_The problem_
Quote the whole listing verbatim.

_Task inputs_
********************

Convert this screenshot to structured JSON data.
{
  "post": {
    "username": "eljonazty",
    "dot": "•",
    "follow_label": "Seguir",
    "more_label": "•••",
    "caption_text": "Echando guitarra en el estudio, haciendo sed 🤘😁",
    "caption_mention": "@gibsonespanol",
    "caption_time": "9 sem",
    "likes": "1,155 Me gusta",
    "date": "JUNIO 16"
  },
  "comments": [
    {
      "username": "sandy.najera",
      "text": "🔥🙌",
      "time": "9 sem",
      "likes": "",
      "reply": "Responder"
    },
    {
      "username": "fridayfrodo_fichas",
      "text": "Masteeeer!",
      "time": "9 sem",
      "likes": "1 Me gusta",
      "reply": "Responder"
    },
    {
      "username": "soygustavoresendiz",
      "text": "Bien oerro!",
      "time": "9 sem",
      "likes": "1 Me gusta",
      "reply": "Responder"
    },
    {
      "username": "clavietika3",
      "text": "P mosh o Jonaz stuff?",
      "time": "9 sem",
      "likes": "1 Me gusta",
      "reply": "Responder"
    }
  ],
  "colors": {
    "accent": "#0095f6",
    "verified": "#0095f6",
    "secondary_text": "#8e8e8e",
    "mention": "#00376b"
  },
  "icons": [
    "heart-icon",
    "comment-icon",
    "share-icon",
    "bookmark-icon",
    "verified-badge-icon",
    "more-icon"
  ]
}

********************

_Complete output_
Convert this screenshot to structured JSON data.
{
  "post": {
    "username": "eljonazty",
    "dot": "•",
    "follow_label": "Seguir",
    "more_label": "•••",
    "caption_text": "Echando guitarra en el estudio, haciendo sed 🤘😁",
    "caption_mention": "@gibsonespanol",
    "caption_time": "9 sem",
    "likes": "1,155 Me gusta",
    "date": "JUNIO 16"
  },
  "comments": [
    {
      "username": "sandy.najera",
      "text": "🔥🙌",
      "time": "9 sem",
      "likes": "",
      "reply": "Responder"
    },
    {
      "username": "fridayfrodo_fichas",
      "text": "Masteeeer!",
      "time": "9 sem",
      "likes": "1 Me gusta",
      "reply": "Responder"
    },
    {
      "username": "soygustavoresendiz",
      "text": "Bien oerro!",
      "time": "9 sem",
      "likes": "1 Me gusta",
      "reply": "Responder"
    },
    {
      "username": "clavietika3",
      "text": "P mosh o Jonaz stuff?",
      "time": "9 sem",
      "likes": "1 Me gusta",
      "reply": "Responder"
    }
  ],
  "colors": {
    "accent": "#0095f6",
    "verified": "#0095f6",
    "secondary_text": "#8e8e8e",
    "mention": "#00376b"
  },
  "icons": [
    "heart-icon",
    "comment-icon",
    "share-icon",
    "bookmark-icon",
    "verified-badge-icon",
    "more-icon"
  ]
}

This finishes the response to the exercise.